» Short exercise
The data below must be copied in full and without any change.

» Some records
----

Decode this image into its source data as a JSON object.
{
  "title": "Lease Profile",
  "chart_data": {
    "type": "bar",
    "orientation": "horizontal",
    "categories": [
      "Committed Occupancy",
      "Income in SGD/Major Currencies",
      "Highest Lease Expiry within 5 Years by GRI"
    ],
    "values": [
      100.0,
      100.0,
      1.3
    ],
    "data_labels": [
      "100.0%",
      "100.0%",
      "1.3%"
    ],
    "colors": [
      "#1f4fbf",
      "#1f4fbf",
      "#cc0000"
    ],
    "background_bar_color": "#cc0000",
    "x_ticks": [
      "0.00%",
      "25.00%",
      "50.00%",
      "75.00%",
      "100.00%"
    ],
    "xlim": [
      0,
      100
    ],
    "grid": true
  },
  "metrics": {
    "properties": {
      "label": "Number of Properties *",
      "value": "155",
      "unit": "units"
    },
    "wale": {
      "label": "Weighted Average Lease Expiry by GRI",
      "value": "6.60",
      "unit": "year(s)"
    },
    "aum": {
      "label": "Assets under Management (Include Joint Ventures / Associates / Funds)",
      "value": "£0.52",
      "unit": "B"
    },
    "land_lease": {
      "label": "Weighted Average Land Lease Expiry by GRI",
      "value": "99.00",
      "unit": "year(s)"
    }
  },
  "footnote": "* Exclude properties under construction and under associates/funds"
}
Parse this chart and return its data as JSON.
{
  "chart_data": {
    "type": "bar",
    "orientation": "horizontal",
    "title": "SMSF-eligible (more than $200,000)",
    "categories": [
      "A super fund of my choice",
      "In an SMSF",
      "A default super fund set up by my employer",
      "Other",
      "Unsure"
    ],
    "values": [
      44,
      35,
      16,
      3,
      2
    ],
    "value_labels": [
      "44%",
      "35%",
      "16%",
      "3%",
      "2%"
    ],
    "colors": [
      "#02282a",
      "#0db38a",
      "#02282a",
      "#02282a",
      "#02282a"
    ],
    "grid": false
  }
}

----

» Reply to the task
Decode this image into its source data as a JSON object.
{
  "title": "Lease Profile",
  "chart_data": {
    "type": "bar",
    "orientation": "horizontal",
    "categories": [
      "Committed Occupancy",
      "Income in SGD/Major Currencies",
      "Highest Lease Expiry within 5 Years by GRI"
    ],
    "values": [
      100.0,
      100.0,
      1.3
    ],
    "data_labels": [
      "100.0%",
      "100.0%",
      "1.3%"
    ],
    "colors": [
      "#1f4fbf",
      "#1f4fbf",
      "#cc0000"
    ],
    "background_bar_color": "#cc0000",
    "x_ticks": [
      "0.00%",
      "25.00%",
      "50.00%",
      "75.00%",
      "100.00%"
    ],
    "xlim": [
      0,
      100
    ],
    "grid": true
  },
  "metrics": {
    "properties": {
      "label": "Number of Properties *",
      "value": "155",
      "unit": "units"
    },
    "wale": {
      "label": "Weighted Average Lease Expiry by GRI",
      "value": "6.60",
      "unit": "year(s)"
    },
    "aum": {
      "label": "Assets under Management (Include Joint Ventures / Associates / Funds)",
      "value": "£0.52",
      "unit": "B"
    },
    "land_lease": {
      "label": "Weighted Average Land Lease Expiry by GRI",
      "value": "99.00",
      "unit": "year(s)"
    }
  },
  "footnote": "* Exclude properties under construction and under associates/funds"
}
Parse this chart and return its data as JSON.
{
  "chart_data": {
    "type": "bar",
    "orientation": "horizontal",
    "title": "SMSF-eligible (more than $200,000)",
    "categories": [
      "A super fund of my choice",
      "In an SMSF",
      "A default super fund set up by my employer",
      "Other",
      "Unsure"
    ],
    "values": [
      44,
      35,
      16,
      3,
      2
    ],
    "value_labels": [
      "44%",
      "35%",
      "16%",
      "3%",
      "2%"
    ],
    "colors": [
      "#02282a",
      "#0db38a",
      "#02282a",
      "#02282a",
      "#02282a"
    ],
    "grid": false
  }
}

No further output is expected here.